Directive: Each record must be reproduced exactly as it is shown.

Data provided:

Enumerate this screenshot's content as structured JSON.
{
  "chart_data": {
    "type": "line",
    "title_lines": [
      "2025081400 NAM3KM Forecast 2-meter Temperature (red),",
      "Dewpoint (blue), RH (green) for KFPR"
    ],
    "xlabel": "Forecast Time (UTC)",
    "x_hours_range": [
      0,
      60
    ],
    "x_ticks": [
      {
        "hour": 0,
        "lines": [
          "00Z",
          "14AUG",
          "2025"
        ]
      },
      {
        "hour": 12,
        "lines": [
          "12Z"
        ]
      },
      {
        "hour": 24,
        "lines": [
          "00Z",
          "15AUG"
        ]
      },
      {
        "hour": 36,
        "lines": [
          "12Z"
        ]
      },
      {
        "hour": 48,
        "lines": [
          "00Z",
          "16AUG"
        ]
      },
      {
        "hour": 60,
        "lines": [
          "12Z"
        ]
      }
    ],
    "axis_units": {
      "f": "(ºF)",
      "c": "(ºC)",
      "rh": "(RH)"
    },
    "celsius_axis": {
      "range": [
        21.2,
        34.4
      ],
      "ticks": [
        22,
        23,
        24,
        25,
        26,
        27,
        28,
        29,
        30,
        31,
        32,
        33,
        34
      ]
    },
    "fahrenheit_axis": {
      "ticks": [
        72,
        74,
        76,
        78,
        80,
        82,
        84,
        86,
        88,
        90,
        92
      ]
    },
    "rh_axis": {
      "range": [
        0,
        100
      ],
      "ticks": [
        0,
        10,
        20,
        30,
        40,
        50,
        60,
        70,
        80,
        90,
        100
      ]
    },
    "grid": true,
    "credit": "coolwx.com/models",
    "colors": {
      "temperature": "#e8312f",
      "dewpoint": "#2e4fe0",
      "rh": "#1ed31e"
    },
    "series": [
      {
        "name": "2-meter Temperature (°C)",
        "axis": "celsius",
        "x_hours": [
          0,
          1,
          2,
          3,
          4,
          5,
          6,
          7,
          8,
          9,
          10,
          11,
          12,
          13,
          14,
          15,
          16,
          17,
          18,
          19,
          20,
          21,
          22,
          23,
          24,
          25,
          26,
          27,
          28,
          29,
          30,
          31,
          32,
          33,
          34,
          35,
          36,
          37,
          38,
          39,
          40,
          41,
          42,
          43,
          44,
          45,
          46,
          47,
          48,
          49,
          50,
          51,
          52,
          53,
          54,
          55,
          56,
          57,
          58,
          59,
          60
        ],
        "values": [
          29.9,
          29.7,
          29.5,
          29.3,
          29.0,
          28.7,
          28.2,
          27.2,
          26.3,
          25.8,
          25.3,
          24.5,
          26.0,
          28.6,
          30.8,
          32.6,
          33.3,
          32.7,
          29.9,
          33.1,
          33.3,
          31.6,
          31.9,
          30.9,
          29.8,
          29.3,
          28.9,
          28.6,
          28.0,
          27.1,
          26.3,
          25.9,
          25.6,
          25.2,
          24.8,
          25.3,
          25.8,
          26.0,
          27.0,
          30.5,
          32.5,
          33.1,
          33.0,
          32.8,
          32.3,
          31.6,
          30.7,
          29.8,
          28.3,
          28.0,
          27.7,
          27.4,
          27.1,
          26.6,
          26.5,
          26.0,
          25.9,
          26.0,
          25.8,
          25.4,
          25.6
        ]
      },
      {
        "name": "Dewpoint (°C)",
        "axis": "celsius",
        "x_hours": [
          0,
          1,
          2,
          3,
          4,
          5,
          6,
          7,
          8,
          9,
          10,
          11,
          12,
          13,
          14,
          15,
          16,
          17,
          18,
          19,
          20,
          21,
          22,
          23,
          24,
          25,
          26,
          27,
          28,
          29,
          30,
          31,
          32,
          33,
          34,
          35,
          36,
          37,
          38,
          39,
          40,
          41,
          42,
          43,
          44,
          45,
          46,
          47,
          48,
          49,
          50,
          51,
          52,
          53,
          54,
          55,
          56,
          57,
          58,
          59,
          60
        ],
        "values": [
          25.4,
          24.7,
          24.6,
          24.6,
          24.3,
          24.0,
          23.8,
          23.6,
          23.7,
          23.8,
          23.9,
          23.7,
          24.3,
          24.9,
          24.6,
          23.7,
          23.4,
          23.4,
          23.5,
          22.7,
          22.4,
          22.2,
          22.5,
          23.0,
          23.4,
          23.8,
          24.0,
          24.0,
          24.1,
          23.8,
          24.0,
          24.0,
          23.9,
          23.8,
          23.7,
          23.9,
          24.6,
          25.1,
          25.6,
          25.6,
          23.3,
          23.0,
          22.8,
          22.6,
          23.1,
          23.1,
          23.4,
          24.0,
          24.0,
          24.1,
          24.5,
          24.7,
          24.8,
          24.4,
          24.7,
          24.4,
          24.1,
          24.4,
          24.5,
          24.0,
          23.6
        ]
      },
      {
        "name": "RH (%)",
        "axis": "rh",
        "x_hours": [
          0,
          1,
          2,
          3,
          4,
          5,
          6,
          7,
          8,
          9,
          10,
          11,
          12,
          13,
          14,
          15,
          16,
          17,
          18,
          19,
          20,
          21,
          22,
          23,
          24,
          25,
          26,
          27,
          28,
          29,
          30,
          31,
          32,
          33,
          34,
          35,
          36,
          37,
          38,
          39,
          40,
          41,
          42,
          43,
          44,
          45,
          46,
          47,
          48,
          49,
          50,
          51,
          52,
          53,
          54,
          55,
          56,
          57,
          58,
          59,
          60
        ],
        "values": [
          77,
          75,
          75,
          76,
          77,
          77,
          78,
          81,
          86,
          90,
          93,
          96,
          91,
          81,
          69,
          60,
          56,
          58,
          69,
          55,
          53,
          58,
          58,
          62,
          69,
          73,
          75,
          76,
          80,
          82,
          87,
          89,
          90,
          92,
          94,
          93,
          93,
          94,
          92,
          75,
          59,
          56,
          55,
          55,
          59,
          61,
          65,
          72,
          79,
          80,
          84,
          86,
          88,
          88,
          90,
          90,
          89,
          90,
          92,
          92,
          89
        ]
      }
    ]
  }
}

Finished exercise:
Enumerate this screenshot's content as structured JSON.
{
  "chart_data": {
    "type": "line",
    "title_lines": [
      "2025081400 NAM3KM Forecast 2-meter Temperature (red),",
      "Dewpoint (blue), RH (green) for KFPR"
    ],
    "xlabel": "Forecast Time (UTC)",
    "x_hours_range": [
      0,
      60
    ],
    "x_ticks": [
      {
        "hour": 0,
        "lines": [
          "00Z",
          "14AUG",
          "2025"
        ]
      },
      {
        "hour": 12,
        "lines": [
          "12Z"
        ]
      },
      {
        "hour": 24,
        "lines": [
          "00Z",
          "15AUG"
        ]
      },
      {
        "hour": 36,
        "lines": [
          "12Z"
        ]
      },
      {
        "hour": 48,
        "lines": [
          "00Z",
          "16AUG"
        ]
      },
      {
        "hour": 60,
        "lines": [
          "12Z"
        ]
      }
    ],
    "axis_units": {
      "f": "(ºF)",
      "c": "(ºC)",
      "rh": "(RH)"
    },
    "celsius_axis": {
      "range": [
        21.2,
        34.4
      ],
      "ticks": [
        22,
        23,
        24,
        25,
        26,
        27,
        28,
        29,
        30,
        31,
        32,
        33,
        34
      ]
    },
    "fahrenheit_axis": {
      "ticks": [
        72,
        74,
        76,
        78,
        80,
        82,
        84,
        86,
        88,
        90,
        92
      ]
    },
    "rh_axis": {
      "range": [
        0,
        100
      ],
      "ticks": [
        0,
        10,
        20,
        30,
        40,
        50,
        60,
        70,
        80,
        90,
        100
      ]
    },
    "grid": true,
    "credit": "coolwx.com/models",
    "colors": {
      "temperature": "#e8312f",
      "dewpoint": "#2e4fe0",
      "rh": "#1ed31e"
    },
    "series": [
      {
        "name": "2-meter Temperature (°C)",
        "axis": "celsius",
        "x_hours": [
          0,
          1,
          2,
          3,
          4,
          5,
          6,
          7,
          8,
          9,
          10,
          11,
          12,
          13,
          14,
          15,
          16,
          17,
          18,
          19,
          20,
          21,
          22,
          23,
          24,
          25,
          26,
          27,
          28,
          29,
          30,
          31,
          32,
          33,
          34,
          35,
          36,
          37,
          38,
          39,
          40,
          41,
          42,
          43,
          44,
          45,
          46,
          47,
          48,
          49,
          50,
          51,
          52,
          53,
          54,
          55,
          56,
          57,
          58,
          59,
          60
        ],
        "values": [
          29.9,
          29.7,
          29.5,
          29.3,
          29.0,
          28.7,
          28.2,
          27.2,
          26.3,
          25.8,
          25.3,
          24.5,
          26.0,
          28.6,
          30.8,
          32.6,
          33.3,
          32.7,
          29.9,
          33.1,
          33.3,
          31.6,
          31.9,
          30.9,
          29.8,
          29.3,
          28.9,
          28.6,
          28.0,
          27.1,
          26.3,
          25.9,
          25.6,
          25.2,
          24.8,
          25.3,
          25.8,
          26.0,
          27.0,
          30.5,
          32.5,
          33.1,
          33.0,
          32.8,
          32.3,
          31.6,
          30.7,
          29.8,
          28.3,
          28.0,
          27.7,
          27.4,
          27.1,
          26.6,
          26.5,
          26.0,
          25.9,
          26.0,
          25.8,
          25.4,
          25.6
        ]
      },
      {
        "name": "Dewpoint (°C)",
        "axis": "celsius",
        "x_hours": [
          0,
          1,
          2,
          3,
          4,
          5,
          6,
          7,
          8,
          9,
          10,
          11,
          12,
          13,
          14,
          15,
          16,
          17,
          18,
          19,
          20,
          21,
          22,
          23,
          24,
          25,
          26,
          27,
          28,
          29,
          30,
          31,
          32,
          33,
          34,
          35,
          36,
          37,
          38,
          39,
          40,
          41,
          42,
          43,
          44,
          45,
          46,
          47,
          48,
          49,
          50,
          51,
          52,
          53,
          54,
          55,
          56,
          57,
          58,
          59,
          60
        ],
        "values": [
          25.4,
          24.7,
          24.6,
          24.6,
          24.3,
          24.0,
          23.8,
          23.6,
          23.7,
          23.8,
          23.9,
          23.7,
          24.3,
          24.9,
          24.6,
          23.7,
          23.4,
          23.4,
          23.5,
          22.7,
          22.4,
          22.2,
          22.5,
          23.0,
          23.4,
          23.8,
          24.0,
          24.0,
          24.1,
          23.8,
          24.0,
          24.0,
          23.9,
          23.8,
          23.7,
          23.9,
          24.6,
          25.1,
          25.6,
          25.6,
          23.3,
          23.0,
          22.8,
          22.6,
          23.1,
          23.1,
          23.4,
          24.0,
          24.0,
          24.1,
          24.5,
          24.7,
          24.8,
          24.4,
          24.7,
          24.4,
          24.1,
          24.4,
          24.5,
          24.0,
          23.6
        ]
      },
      {
        "name": "RH (%)",
        "axis": "rh",
        "x_hours": [
          0,
          1,
          2,
          3,
          4,
          5,
          6,
          7,
          8,
          9,
          10,
          11,
          12,
          13,
          14,
          15,
          16,
          17,
          18,
          19,
          20,
          21,
          22,
          23,
          24,
          25,
          26,
          27,
          28,
          29,
          30,
          31,
          32,
          33,
          34,
          35,
          36,
          37,
          38,
          39,
          40,
          41,
          42,
          43,
          44,
          45,
          46,
          47,
          48,
          49,
          50,
          51,
          52,
          53,
          54,
          55,
          56,
          57,
          58,
          59,
          60
        ],
        "values": [
          77,
          75,
          75,
          76,
          77,
          77,
          78,
          81,
          86,
          90,
          93,
          96,
          91,
          81,
          69,
          60,
          56,
          58,
          69,
          55,
          53,
          58,
          58,
          62,
          69,
          73,
          75,
          76,
          80,
          82,
          87,
          89,
          90,
          92,
          94,
          93,
          93,
          94,
          92,
          75,
          59,
          56,
          55,
          55,
          59,
          61,
          65,
          72,
          79,
          80,
          84,
          86,
          88,
          88,
          90,
          90,
          89,
          90,
          92,
          92,
          89
        ]
      }
    ]
  }
}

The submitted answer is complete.